Collected data:
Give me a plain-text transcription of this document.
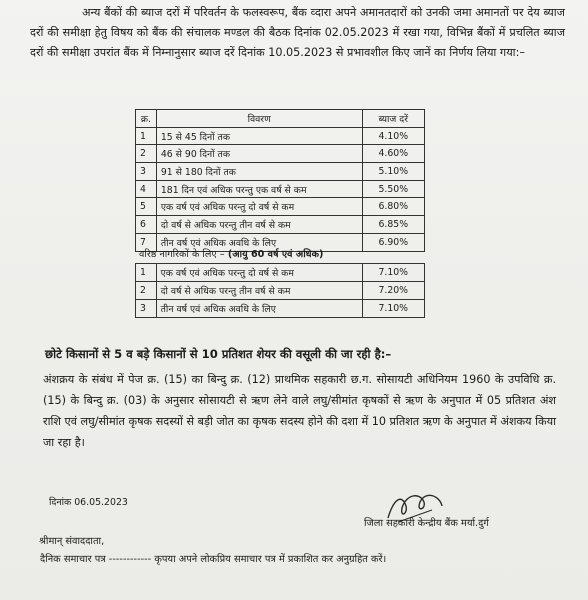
अन्य बैंकों की ब्याज दरों में परिवर्तन के फलस्वरूप, बैंक व्दारा अपने अमानतदारों को उनकी जमा अमानतों पर देय ब्याज दरों की समीक्षा हेतु विषय को बैंक की संचालक मण्डल की बैठक दिनांक 02.05.2023 में रखा गया, विभिन्न बैंकों में प्रचलित ब्याज दरों की समीक्षा उपरांत बैंक में निम्नानुसार ब्याज दरें दिनांक 10.05.2023 से प्रभावशील किए जानें का निर्णय लिया गया:–
क्र.	विवरण	ब्याज दरें
1	15 से 45 दिनों तक	4.10%
2	46 से 90 दिनों तक	4.60%
3	91 से 180 दिनों तक	5.10%
4	181 दिन एवं अधिक परन्तु एक वर्ष से कम	5.50%
5	एक वर्ष एवं अधिक परन्तु दो वर्ष से कम	6.80%
6	दो वर्ष से अधिक परन्तु तीन वर्ष से कम	6.85%
7	तीन वर्ष एवं अधिक अवधि के लिए	6.90%
वरिष्ठ नागरिकों के लिए – (आयु 60 वर्ष एवं अधिक)
1	एक वर्ष एवं अधिक परन्तु दो वर्ष से कम	7.10%
2	दो वर्ष से अधिक परन्तु तीन वर्ष से कम	7.20%
3	तीन वर्ष एवं अधिक अवधि के लिए	7.10%
छोटे किसानों से 5 व बड़े किसानों से 10 प्रतिशत शेयर की वसूली की जा रही है:–
अंशक्रय के संबंध में पेज क्र. (15) का बिन्दु क्र. (12) प्राथमिक सहकारी छ.ग. सोसायटी अधिनियम 1960 के उपविधि क्र.(15) के बिन्दु क्र. (03) के अनुसार सोसायटी से ऋण लेने वाले लघु/सीमांत कृषकों से ऋण के अनुपात में 05 प्रतिशत अंश राशि एवं लघु/सीमांत कृषक सदस्यों से बड़ी जोत का कृषक सदस्य होने की दशा में 10 प्रतिशत ऋण के अनुपात में अंशकय किया जा रहा है।
दिनांक 06.05.2023
जिला सहकारी केन्द्रीय बैंक मर्या.दुर्ग
श्रीमान् संवाददाता,
दैनिक समाचार पत्र ------------ कृपया अपने लोकप्रिय समाचार पत्र में प्रकाशित कर अनुग्रहित करें।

■ REQUIREMENT:
Output every entry exactly as given; pictures are not part of the copy.

■ FULL RESPONSE:
Give me a plain-text transcription of this document.
अन्य बैंकों की ब्याज दरों में परिवर्तन के फलस्वरूप, बैंक व्दारा अपने अमानतदारों को उनकी जमा अमानतों पर देय ब्याज दरों की समीक्षा हेतु विषय को बैंक की संचालक मण्डल की बैठक दिनांक 02.05.2023 में रखा गया, विभिन्न बैंकों में प्रचलित ब्याज दरों की समीक्षा उपरांत बैंक में निम्नानुसार ब्याज दरें दिनांक 10.05.2023 से प्रभावशील किए जानें का निर्णय लिया गया:–
क्र.	विवरण	ब्याज दरें
1	15 से 45 दिनों तक	4.10%
2	46 से 90 दिनों तक	4.60%
3	91 से 180 दिनों तक	5.10%
4	181 दिन एवं अधिक परन्तु एक वर्ष से कम	5.50%
5	एक वर्ष एवं अधिक परन्तु दो वर्ष से कम	6.80%
6	दो वर्ष से अधिक परन्तु तीन वर्ष से कम	6.85%
7	तीन वर्ष एवं अधिक अवधि के लिए	6.90%
वरिष्ठ नागरिकों के लिए – (आयु 60 वर्ष एवं अधिक)
1	एक वर्ष एवं अधिक परन्तु दो वर्ष से कम	7.10%
2	दो वर्ष से अधिक परन्तु तीन वर्ष से कम	7.20%
3	तीन वर्ष एवं अधिक अवधि के लिए	7.10%
छोटे किसानों से 5 व बड़े किसानों से 10 प्रतिशत शेयर की वसूली की जा रही है:–
अंशक्रय के संबंध में पेज क्र. (15) का बिन्दु क्र. (12) प्राथमिक सहकारी छ.ग. सोसायटी अधिनियम 1960 के उपविधि क्र.(15) के बिन्दु क्र. (03) के अनुसार सोसायटी से ऋण लेने वाले लघु/सीमांत कृषकों से ऋण के अनुपात में 05 प्रतिशत अंश राशि एवं लघु/सीमांत कृषक सदस्यों से बड़ी जोत का कृषक सदस्य होने की दशा में 10 प्रतिशत ऋण के अनुपात में अंशकय किया जा रहा है।
दिनांक 06.05.2023
जिला सहकारी केन्द्रीय बैंक मर्या.दुर्ग
श्रीमान् संवाददाता,
दैनिक समाचार पत्र ------------ कृपया अपने लोकप्रिय समाचार पत्र में प्रकाशित कर अनुग्रहित करें।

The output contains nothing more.